My opinion is a dog being intact has absolutely no effect on prey drive or predictability. No one disagreed with me because we all have the same opinion. And most of us own both intact and neutered animals, or have in the past. So right now you're arguing against decades of experience and dog ownership of both intact/altered pets. And NO ONE agrees with you. You may want to take pause and reconsider why that is. 

And you're right, you don't know me very well. But if you're about to start lambasting owners of intact pets, you're about to get to know me, probably far more than you'd like to.


----------



## Effisia (Jun 20, 2013)

CptJack said:


> Probably because a subset of those people are involved in breeding - responsible breeding, with showing and health testing, but breeding, and that's bad. Alternatively just because.


But Beckett could make sure cute puppies! And might. (After health testing and at least a few more titles, of course. Plus confirmation on his structure from the experts in Germany and extensive pedigree research AND dependent on any compatible females.) I'm so irresponsible.


----------



## Joao M (May 30, 2016)

In the US people that keep intact animals are discriminated/"rightly disapproved"? really? 
How bizarre...


----------



## CptJack (Jun 3, 2012)

★ ★ ★ ★ ★

Set problem 1:
Retype the part of the forum thread that begins at the words "My opinion is" and stops after "(Jun 20, 2013)".
Set problem 2:
In the forum thread, who is named as the source of the confirmation on Beckett's structure?

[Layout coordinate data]
★ ★ ★ ★ ★

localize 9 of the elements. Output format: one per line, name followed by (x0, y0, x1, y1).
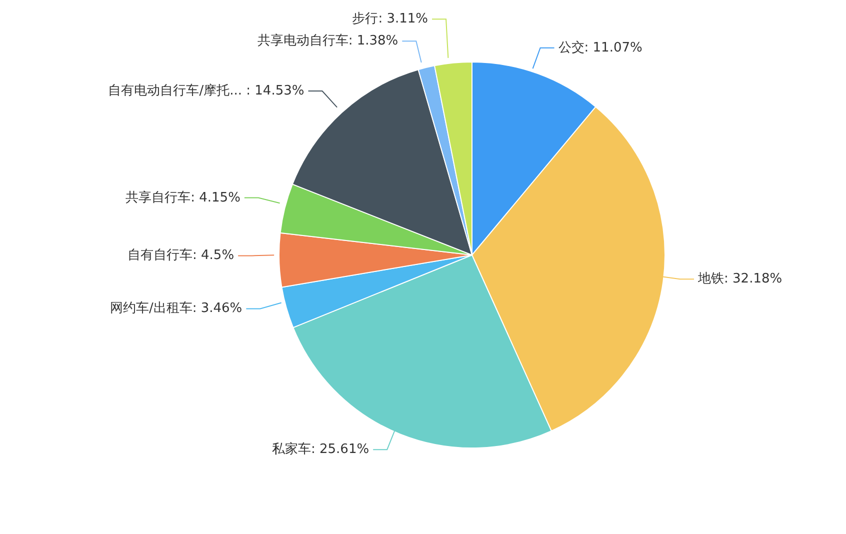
slice-label: 地铁: 32.18% (697, 272, 782, 287)
slice-label: 自有自行车: 4.5% (128, 248, 234, 264)
slice-label: 网约车/出租车: 3.46% (110, 301, 242, 316)
slice-label: 步行: 3.11% (352, 12, 428, 27)
slice-label: 共享电动自行车: 1.38% (257, 32, 398, 49)
slice-label: 自有电动自行车/摩托... : 14.53% (108, 84, 304, 99)
slice-label: 私家车: 25.61% (272, 441, 370, 458)
slice-label: 共享自行车: 4.15% (126, 189, 240, 206)
slice-label: 公交: 11.07% (558, 39, 642, 56)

★ ★ ★ ★ ★

Worked answer 1:
My opinion is a dog being intact has absolutely no effect on prey drive or predictability. No one disagreed with me because we all have the same opinion. And most of us own both intact and neutered animals, or have in the past. So right now you're arguing against decades of experience and dog ownership of both intact/altered pets. And NO ONE agrees with you. You may want to take pause and reconsider why that is. 

And you're right, you don't know me very well. But if you're about to start lambasting owners of intact pets, you're about to get to know me, probably far more than you'd like to.


----------



## Effisia (Jun 20, 2013)

Worked answer 2:
The experts in Germany.